:: Task inputs
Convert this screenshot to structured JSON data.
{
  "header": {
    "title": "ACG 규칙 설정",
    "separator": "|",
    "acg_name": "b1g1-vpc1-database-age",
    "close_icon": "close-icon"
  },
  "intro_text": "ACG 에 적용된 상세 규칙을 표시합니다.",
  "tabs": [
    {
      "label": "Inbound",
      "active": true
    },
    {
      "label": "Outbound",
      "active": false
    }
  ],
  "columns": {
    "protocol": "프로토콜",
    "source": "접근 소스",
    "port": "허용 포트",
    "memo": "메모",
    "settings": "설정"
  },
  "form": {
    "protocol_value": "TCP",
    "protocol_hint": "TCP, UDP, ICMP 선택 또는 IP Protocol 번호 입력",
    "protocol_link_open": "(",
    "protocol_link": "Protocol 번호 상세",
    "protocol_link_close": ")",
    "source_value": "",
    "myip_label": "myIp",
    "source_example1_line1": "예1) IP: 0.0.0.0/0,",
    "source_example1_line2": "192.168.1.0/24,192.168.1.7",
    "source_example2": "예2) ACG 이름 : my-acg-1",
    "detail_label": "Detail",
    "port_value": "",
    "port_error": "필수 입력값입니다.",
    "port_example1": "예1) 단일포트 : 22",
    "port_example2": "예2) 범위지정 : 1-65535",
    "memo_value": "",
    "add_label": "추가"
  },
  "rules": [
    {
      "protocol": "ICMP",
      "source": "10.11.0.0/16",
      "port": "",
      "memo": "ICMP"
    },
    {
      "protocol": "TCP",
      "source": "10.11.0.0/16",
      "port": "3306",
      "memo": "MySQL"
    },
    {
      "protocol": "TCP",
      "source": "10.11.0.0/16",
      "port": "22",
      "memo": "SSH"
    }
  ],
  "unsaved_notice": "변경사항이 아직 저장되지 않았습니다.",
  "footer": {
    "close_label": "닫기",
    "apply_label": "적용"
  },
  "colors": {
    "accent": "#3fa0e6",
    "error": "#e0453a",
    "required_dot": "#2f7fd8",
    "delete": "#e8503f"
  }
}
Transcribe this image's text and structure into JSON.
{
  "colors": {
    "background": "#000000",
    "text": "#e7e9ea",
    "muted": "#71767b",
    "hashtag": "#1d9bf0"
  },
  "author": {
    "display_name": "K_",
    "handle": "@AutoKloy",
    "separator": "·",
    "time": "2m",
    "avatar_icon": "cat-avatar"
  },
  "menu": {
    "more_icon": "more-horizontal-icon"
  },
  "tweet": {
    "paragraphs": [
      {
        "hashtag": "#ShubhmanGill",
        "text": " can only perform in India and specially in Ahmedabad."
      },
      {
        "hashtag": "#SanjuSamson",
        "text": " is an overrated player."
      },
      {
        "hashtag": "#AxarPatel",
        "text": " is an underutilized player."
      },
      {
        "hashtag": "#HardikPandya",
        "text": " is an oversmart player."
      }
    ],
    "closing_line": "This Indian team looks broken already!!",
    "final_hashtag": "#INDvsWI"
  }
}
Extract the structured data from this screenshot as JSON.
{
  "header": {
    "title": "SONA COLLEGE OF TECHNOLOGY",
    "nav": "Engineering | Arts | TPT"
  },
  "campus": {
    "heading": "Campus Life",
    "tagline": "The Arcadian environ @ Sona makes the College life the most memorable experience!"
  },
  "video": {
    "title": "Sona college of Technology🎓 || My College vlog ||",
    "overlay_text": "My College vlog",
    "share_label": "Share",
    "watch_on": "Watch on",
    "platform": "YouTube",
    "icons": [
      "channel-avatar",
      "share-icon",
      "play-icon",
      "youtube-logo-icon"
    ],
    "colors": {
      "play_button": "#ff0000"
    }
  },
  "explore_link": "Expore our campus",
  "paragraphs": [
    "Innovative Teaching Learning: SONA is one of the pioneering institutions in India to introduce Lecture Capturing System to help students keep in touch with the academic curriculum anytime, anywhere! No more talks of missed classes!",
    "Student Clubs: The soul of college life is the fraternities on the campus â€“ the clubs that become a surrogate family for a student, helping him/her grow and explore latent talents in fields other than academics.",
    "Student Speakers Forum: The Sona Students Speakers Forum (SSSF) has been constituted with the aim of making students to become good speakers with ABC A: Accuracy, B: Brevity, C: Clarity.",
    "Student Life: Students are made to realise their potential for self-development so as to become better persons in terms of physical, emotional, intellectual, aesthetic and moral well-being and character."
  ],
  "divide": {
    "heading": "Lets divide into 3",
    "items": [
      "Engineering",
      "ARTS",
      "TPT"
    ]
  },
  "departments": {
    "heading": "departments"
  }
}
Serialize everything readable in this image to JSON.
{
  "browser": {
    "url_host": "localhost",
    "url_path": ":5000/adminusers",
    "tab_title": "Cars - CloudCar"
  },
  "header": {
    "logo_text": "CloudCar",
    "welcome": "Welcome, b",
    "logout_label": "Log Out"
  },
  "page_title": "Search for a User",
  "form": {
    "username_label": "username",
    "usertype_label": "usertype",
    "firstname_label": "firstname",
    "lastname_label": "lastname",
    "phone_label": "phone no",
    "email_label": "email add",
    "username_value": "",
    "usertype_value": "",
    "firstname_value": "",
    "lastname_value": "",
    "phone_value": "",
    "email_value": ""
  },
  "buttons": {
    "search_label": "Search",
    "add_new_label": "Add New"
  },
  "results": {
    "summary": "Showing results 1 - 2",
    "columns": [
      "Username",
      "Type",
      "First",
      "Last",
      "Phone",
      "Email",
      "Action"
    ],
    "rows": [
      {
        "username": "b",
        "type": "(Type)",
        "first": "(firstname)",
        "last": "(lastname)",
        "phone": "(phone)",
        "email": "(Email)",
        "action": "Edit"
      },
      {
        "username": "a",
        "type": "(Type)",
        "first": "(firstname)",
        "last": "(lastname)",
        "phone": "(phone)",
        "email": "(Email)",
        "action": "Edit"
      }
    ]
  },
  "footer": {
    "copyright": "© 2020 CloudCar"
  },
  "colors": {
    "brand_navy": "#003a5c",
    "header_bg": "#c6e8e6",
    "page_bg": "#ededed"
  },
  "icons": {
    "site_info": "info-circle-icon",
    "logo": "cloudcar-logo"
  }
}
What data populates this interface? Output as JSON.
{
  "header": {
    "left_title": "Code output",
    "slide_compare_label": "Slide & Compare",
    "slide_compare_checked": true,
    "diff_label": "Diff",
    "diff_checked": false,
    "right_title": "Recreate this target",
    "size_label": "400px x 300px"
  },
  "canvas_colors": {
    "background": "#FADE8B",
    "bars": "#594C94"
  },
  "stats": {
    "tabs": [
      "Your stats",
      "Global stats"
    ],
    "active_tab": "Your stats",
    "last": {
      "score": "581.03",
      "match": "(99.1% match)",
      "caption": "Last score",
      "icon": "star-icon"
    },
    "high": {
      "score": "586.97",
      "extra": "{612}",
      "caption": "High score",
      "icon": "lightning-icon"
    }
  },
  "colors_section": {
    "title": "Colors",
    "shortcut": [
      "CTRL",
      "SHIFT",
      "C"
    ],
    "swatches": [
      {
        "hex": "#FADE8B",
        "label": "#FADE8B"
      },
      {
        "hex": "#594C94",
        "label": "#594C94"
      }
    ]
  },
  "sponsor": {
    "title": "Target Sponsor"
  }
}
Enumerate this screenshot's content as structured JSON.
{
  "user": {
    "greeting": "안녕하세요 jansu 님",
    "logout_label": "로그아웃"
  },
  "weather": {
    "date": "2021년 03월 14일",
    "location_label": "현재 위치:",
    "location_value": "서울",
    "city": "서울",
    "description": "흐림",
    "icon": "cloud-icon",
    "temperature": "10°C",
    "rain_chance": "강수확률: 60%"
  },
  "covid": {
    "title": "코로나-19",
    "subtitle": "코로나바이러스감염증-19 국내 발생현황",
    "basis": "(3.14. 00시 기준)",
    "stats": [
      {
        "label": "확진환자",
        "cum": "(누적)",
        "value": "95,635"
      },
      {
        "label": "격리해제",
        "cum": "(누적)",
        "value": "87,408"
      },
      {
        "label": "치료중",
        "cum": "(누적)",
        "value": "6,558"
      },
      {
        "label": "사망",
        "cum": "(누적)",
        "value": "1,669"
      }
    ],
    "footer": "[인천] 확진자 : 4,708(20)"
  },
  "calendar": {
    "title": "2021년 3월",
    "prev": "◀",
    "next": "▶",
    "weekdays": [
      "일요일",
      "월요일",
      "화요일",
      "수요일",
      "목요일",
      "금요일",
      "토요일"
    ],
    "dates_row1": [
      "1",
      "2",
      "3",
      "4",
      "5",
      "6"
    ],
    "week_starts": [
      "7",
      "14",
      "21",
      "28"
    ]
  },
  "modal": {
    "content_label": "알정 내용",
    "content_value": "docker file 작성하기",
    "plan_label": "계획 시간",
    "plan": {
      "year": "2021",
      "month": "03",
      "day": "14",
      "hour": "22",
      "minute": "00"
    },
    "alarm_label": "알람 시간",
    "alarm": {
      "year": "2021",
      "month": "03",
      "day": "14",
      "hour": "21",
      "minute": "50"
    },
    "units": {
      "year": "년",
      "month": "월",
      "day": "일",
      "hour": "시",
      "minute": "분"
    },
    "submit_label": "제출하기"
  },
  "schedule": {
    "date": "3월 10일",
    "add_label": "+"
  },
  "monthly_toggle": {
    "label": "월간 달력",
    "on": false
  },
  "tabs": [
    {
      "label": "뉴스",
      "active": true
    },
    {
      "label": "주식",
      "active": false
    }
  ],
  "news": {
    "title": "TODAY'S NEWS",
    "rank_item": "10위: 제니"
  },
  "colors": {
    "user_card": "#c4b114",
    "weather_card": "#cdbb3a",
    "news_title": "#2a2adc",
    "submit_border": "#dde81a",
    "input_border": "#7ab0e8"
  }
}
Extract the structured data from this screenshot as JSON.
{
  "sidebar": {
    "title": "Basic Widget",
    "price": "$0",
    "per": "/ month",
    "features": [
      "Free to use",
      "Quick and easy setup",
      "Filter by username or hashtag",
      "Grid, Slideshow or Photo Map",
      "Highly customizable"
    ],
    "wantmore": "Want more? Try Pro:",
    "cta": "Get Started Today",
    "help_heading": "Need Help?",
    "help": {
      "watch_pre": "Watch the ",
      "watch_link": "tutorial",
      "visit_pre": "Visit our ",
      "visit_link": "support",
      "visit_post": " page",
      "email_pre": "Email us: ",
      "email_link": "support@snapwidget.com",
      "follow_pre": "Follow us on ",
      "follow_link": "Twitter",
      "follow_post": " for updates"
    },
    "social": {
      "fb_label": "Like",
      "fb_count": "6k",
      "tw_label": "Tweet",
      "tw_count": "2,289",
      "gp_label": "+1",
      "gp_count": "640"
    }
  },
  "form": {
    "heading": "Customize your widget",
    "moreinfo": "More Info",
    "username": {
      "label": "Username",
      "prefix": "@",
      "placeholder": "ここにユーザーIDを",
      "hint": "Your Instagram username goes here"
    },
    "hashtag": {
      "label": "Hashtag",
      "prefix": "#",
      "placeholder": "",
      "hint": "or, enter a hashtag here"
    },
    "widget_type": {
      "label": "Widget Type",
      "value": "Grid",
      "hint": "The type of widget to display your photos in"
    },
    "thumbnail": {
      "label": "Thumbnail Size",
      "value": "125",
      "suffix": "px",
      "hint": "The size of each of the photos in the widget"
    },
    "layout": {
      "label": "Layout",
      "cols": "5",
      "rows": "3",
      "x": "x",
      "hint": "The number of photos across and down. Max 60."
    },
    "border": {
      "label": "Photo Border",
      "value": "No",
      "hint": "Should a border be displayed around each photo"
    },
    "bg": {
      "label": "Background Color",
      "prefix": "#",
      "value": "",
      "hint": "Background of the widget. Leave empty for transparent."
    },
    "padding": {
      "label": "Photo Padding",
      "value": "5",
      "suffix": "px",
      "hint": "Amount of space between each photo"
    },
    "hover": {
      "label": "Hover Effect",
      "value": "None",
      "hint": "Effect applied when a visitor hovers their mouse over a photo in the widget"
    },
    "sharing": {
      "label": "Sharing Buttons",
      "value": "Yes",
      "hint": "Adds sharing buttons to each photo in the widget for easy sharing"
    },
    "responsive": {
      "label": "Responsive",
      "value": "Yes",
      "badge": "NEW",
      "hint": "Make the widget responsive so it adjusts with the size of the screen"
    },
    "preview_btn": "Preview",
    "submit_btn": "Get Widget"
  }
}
::::
Problem requirements: Select, from the listing, all lines that include the word "results".

Task result:
  "results": {
    "summary": "Showing results 1 - 2",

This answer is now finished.